Can you quote the records below in full, word for word?

Provided material:
##########

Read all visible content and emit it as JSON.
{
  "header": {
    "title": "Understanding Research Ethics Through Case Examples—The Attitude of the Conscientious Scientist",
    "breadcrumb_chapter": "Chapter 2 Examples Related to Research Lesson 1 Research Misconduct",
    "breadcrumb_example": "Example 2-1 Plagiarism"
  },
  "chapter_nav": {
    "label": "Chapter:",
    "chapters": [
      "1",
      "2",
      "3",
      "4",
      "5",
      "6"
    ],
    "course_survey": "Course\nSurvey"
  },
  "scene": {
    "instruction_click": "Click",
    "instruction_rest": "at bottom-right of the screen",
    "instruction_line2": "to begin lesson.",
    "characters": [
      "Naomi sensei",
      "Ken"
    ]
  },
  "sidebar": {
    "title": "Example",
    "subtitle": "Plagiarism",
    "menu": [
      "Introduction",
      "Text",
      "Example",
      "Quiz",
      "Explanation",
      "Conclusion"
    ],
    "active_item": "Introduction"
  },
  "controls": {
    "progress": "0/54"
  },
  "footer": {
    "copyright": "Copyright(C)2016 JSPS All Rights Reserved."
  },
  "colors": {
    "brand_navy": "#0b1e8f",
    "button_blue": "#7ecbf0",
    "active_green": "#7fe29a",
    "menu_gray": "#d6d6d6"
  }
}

##########

Result for this exercise:
Read all visible content and emit it as JSON.
{
  "header": {
    "title": "Understanding Research Ethics Through Case Examples—The Attitude of the Conscientious Scientist",
    "breadcrumb_chapter": "Chapter 2 Examples Related to Research Lesson 1 Research Misconduct",
    "breadcrumb_example": "Example 2-1 Plagiarism"
  },
  "chapter_nav": {
    "label": "Chapter:",
    "chapters": [
      "1",
      "2",
      "3",
      "4",
      "5",
      "6"
    ],
    "course_survey": "Course\nSurvey"
  },
  "scene": {
    "instruction_click": "Click",
    "instruction_rest": "at bottom-right of the screen",
    "instruction_line2": "to begin lesson.",
    "characters": [
      "Naomi sensei",
      "Ken"
    ]
  },
  "sidebar": {
    "title": "Example",
    "subtitle": "Plagiarism",
    "menu": [
      "Introduction",
      "Text",
      "Example",
      "Quiz",
      "Explanation",
      "Conclusion"
    ],
    "active_item": "Introduction"
  },
  "controls": {
    "progress": "0/54"
  },
  "footer": {
    "copyright": "Copyright(C)2016 JSPS All Rights Reserved."
  },
  "colors": {
    "brand_navy": "#0b1e8f",
    "button_blue": "#7ecbf0",
    "active_green": "#7fe29a",
    "menu_gray": "#d6d6d6"
  }
}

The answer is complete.